## Start
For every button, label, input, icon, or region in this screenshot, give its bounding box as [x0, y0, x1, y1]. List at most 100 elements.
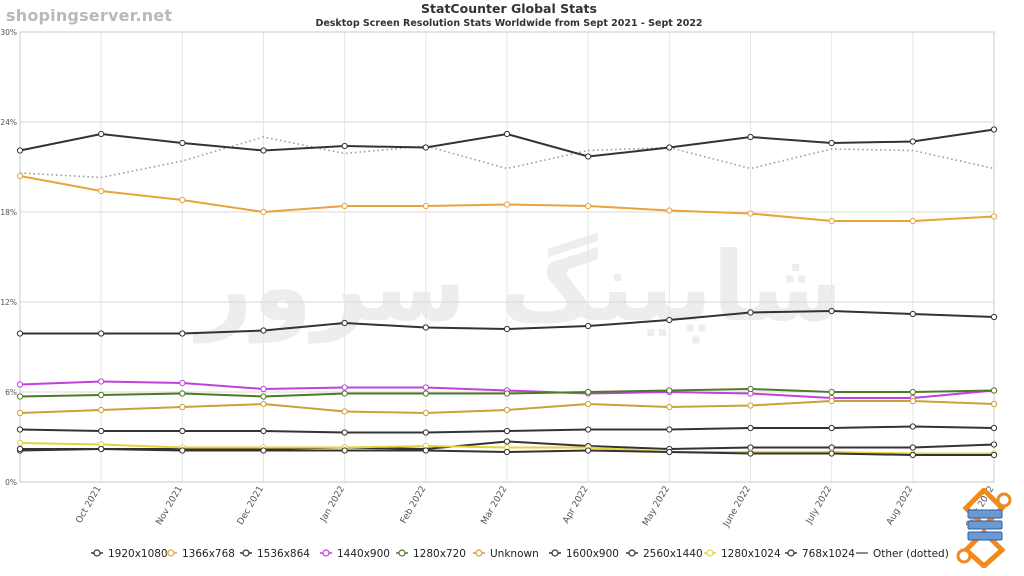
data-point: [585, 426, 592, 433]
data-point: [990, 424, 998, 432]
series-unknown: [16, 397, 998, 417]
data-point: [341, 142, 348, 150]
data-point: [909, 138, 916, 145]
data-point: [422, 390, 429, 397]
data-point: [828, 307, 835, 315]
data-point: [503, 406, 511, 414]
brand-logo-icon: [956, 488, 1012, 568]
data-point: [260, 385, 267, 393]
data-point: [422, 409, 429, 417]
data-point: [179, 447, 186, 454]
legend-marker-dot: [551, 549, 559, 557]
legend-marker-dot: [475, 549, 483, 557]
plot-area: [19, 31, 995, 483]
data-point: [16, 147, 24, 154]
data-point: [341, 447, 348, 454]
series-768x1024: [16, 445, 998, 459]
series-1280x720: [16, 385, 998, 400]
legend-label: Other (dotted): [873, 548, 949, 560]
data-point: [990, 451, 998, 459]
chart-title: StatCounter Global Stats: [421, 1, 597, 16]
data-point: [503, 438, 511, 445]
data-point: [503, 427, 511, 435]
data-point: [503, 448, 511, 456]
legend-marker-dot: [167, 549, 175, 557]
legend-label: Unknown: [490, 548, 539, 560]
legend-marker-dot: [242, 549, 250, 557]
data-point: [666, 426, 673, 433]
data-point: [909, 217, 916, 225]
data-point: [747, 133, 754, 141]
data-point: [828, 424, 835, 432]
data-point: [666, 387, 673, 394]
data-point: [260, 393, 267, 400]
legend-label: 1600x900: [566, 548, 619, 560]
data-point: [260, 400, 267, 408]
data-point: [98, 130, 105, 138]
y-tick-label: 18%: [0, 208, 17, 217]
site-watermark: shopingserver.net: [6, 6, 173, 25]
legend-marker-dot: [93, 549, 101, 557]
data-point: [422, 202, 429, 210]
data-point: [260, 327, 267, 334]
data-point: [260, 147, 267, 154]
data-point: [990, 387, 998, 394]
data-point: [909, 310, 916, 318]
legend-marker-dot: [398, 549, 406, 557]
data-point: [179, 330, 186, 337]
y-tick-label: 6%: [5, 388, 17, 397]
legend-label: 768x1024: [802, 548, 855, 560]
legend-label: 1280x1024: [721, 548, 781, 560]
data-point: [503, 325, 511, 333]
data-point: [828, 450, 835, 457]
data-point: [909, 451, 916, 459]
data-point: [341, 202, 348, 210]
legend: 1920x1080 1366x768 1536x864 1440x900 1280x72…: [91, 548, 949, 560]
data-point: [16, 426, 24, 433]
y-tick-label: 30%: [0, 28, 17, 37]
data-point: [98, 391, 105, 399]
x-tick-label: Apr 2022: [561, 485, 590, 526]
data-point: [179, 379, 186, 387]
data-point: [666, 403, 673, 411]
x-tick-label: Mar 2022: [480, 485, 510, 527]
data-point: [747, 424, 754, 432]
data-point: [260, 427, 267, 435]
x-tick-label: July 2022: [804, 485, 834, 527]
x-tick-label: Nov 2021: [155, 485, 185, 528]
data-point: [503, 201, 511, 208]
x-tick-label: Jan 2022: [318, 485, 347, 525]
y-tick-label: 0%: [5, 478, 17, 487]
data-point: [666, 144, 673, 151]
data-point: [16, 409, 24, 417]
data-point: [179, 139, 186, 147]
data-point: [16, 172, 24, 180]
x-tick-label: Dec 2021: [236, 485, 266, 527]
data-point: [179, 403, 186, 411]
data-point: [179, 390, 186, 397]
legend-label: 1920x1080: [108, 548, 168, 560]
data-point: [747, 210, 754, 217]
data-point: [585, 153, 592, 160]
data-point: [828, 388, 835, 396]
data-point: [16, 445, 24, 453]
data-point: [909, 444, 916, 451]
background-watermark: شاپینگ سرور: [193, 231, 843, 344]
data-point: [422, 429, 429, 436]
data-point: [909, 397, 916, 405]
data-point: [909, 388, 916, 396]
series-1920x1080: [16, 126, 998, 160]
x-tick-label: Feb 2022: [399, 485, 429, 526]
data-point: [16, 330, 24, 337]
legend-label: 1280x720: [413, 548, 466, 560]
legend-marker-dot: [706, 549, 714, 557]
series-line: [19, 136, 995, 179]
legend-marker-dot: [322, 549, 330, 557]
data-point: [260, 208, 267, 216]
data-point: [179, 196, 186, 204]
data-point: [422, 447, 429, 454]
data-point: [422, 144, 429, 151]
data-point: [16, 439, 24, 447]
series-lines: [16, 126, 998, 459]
## End
▶ _What you are asked to do_
Turn the lines above into a numbered list, skipping blank lines and leaving out the picture.

▶ _Task response_
1. For every button, label, input, icon, or region in this screenshot, give its bounding box as [x0, y0, x1, y1]. List at most 100 elements.
2. data-point: [585, 426, 592, 433]
3. data-point: [990, 424, 998, 432]
4. series-unknown: [16, 397, 998, 417]
5. data-point: [341, 142, 348, 150]
6. data-point: [909, 138, 916, 145]
7. data-point: [422, 390, 429, 397]
8. data-point: [828, 307, 835, 315]
9. data-point: [503, 406, 511, 414]
10. brand-logo-icon: [956, 488, 1012, 568]
11. data-point: [260, 385, 267, 393]
12. data-point: [422, 409, 429, 417]
13. data-point: [179, 447, 186, 454]
14. legend-marker-dot: [551, 549, 559, 557]
15. legend-marker-dot: [475, 549, 483, 557]
16. plot-area: [19, 31, 995, 483]
17. data-point: [16, 147, 24, 154]
18. data-point: [341, 447, 348, 454]
19. series-768x1024: [16, 445, 998, 459]
20. series-1280x720: [16, 385, 998, 400]
21. legend-label: Other (dotted): [873, 548, 949, 560]
22. data-point: [990, 451, 998, 459]
23. chart-title: StatCounter Global Stats: [421, 1, 597, 16]
24. data-point: [503, 438, 511, 445]
25. data-point: [503, 427, 511, 435]
26. data-point: [503, 448, 511, 456]
27. legend-marker-dot: [167, 549, 175, 557]
28. legend-label: Unknown: [490, 548, 539, 560]
29. legend-marker-dot: [242, 549, 250, 557]
30. data-point: [666, 426, 673, 433]
31. data-point: [909, 217, 916, 225]
32. data-point: [747, 133, 754, 141]
33. data-point: [828, 424, 835, 432]
34. data-point: [666, 387, 673, 394]
35. data-point: [260, 393, 267, 400]
36. legend-label: 1600x900: [566, 548, 619, 560]
37. data-point: [260, 400, 267, 408]
38. data-point: [98, 130, 105, 138]
39. y-tick-label: 18%: [0, 208, 17, 217]
40. site-watermark: shopingserver.net: [6, 6, 173, 25]
41. legend-marker-dot: [93, 549, 101, 557]
42. data-point: [422, 202, 429, 210]
43. data-point: [260, 327, 267, 334]
44. data-point: [260, 147, 267, 154]
45. data-point: [990, 387, 998, 394]
46. data-point: [909, 310, 916, 318]
47. legend-marker-dot: [398, 549, 406, 557]
48. data-point: [179, 330, 186, 337]
49. y-tick-label: 6%: [5, 388, 17, 397]
50. legend-label: 768x1024: [802, 548, 855, 560]
51. legend-label: 1280x1024: [721, 548, 781, 560]
52. data-point: [503, 325, 511, 333]
53. data-point: [828, 450, 835, 457]
54. data-point: [909, 451, 916, 459]
55. data-point: [341, 202, 348, 210]
56. legend: 1920x1080 1366x768 1536x864 1440x900 1280x72…: [91, 548, 949, 560]
57. data-point: [16, 426, 24, 433]
58. y-tick-label: 30%: [0, 28, 17, 37]
59. data-point: [98, 391, 105, 399]
60. x-tick-label: Apr 2022: [561, 485, 590, 526]
61. data-point: [179, 379, 186, 387]
62. data-point: [666, 403, 673, 411]
63. x-tick-label: Mar 2022: [480, 485, 510, 527]
64. data-point: [747, 424, 754, 432]
65. data-point: [260, 427, 267, 435]
66. x-tick-label: July 2022: [804, 485, 834, 527]
67. x-tick-label: Nov 2021: [155, 485, 185, 528]
68. data-point: [503, 201, 511, 208]
69. x-tick-label: Jan 2022: [318, 485, 347, 525]
70. y-tick-label: 0%: [5, 478, 17, 487]
71. data-point: [666, 144, 673, 151]
72. data-point: [16, 409, 24, 417]
73. data-point: [179, 139, 186, 147]
74. data-point: [16, 172, 24, 180]
75. x-tick-label: Dec 2021: [236, 485, 266, 527]
76. data-point: [179, 403, 186, 411]
77. data-point: [179, 390, 186, 397]
78. legend-label: 1920x1080: [108, 548, 168, 560]
79. data-point: [747, 210, 754, 217]
80. data-point: [585, 153, 592, 160]
81. data-point: [828, 388, 835, 396]
82. data-point: [16, 445, 24, 453]
83. data-point: [909, 444, 916, 451]
84. background-watermark: شاپینگ سرور: [193, 231, 843, 344]
85. data-point: [422, 429, 429, 436]
86. data-point: [909, 397, 916, 405]
87. data-point: [909, 388, 916, 396]
88. series-1920x1080: [16, 126, 998, 160]
89. x-tick-label: Feb 2022: [399, 485, 429, 526]
90. data-point: [16, 330, 24, 337]
91. legend-label: 1280x720: [413, 548, 466, 560]
92. legend-marker-dot: [706, 549, 714, 557]
93. series-line: [19, 136, 995, 179]
94. legend-marker-dot: [322, 549, 330, 557]
95. data-point: [260, 208, 267, 216]
96. data-point: [179, 196, 186, 204]
97. data-point: [422, 447, 429, 454]
98. data-point: [422, 144, 429, 151]
99. data-point: [16, 439, 24, 447]
100. series-lines: [16, 126, 998, 459]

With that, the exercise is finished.